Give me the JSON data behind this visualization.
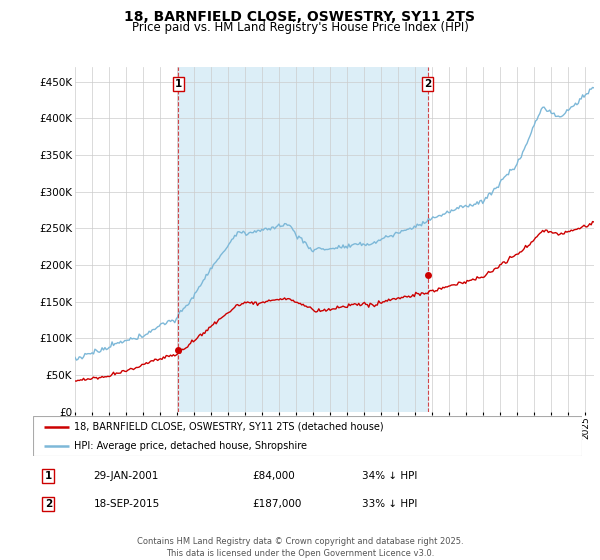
{
  "title": "18, BARNFIELD CLOSE, OSWESTRY, SY11 2TS",
  "subtitle": "Price paid vs. HM Land Registry's House Price Index (HPI)",
  "ylim": [
    0,
    470000
  ],
  "yticks": [
    0,
    50000,
    100000,
    150000,
    200000,
    250000,
    300000,
    350000,
    400000,
    450000
  ],
  "ytick_labels": [
    "£0",
    "£50K",
    "£100K",
    "£150K",
    "£200K",
    "£250K",
    "£300K",
    "£350K",
    "£400K",
    "£450K"
  ],
  "hpi_color": "#7db8d8",
  "hpi_fill_color": "#dceef7",
  "price_color": "#cc0000",
  "annotation_box_color": "#cc0000",
  "background_color": "#ffffff",
  "grid_color": "#cccccc",
  "legend_label_price": "18, BARNFIELD CLOSE, OSWESTRY, SY11 2TS (detached house)",
  "legend_label_hpi": "HPI: Average price, detached house, Shropshire",
  "transaction1_date": "29-JAN-2001",
  "transaction1_price": "£84,000",
  "transaction1_hpi": "34% ↓ HPI",
  "transaction1_year": 2001.08,
  "transaction1_value": 84000,
  "transaction2_date": "18-SEP-2015",
  "transaction2_price": "£187,000",
  "transaction2_hpi": "33% ↓ HPI",
  "transaction2_year": 2015.72,
  "transaction2_value": 187000,
  "footer": "Contains HM Land Registry data © Crown copyright and database right 2025.\nThis data is licensed under the Open Government Licence v3.0.",
  "xmin": 1995,
  "xmax": 2025.5
}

.....

Your task is an exact transcription of all the data, minus the pictures.

Give me the JSON data behind this visualization.
{
  "title": "18, BARNFIELD CLOSE, OSWESTRY, SY11 2TS",
  "subtitle": "Price paid vs. HM Land Registry's House Price Index (HPI)",
  "ylim": [
    0,
    470000
  ],
  "yticks": [
    0,
    50000,
    100000,
    150000,
    200000,
    250000,
    300000,
    350000,
    400000,
    450000
  ],
  "ytick_labels": [
    "£0",
    "£50K",
    "£100K",
    "£150K",
    "£200K",
    "£250K",
    "£300K",
    "£350K",
    "£400K",
    "£450K"
  ],
  "hpi_color": "#7db8d8",
  "hpi_fill_color": "#dceef7",
  "price_color": "#cc0000",
  "annotation_box_color": "#cc0000",
  "background_color": "#ffffff",
  "grid_color": "#cccccc",
  "legend_label_price": "18, BARNFIELD CLOSE, OSWESTRY, SY11 2TS (detached house)",
  "legend_label_hpi": "HPI: Average price, detached house, Shropshire",
  "transaction1_date": "29-JAN-2001",
  "transaction1_price": "£84,000",
  "transaction1_hpi": "34% ↓ HPI",
  "transaction1_year": 2001.08,
  "transaction1_value": 84000,
  "transaction2_date": "18-SEP-2015",
  "transaction2_price": "£187,000",
  "transaction2_hpi": "33% ↓ HPI",
  "transaction2_year": 2015.72,
  "transaction2_value": 187000,
  "footer": "Contains HM Land Registry data © Crown copyright and database right 2025.\nThis data is licensed under the Open Government Licence v3.0.",
  "xmin": 1995,
  "xmax": 2025.5
}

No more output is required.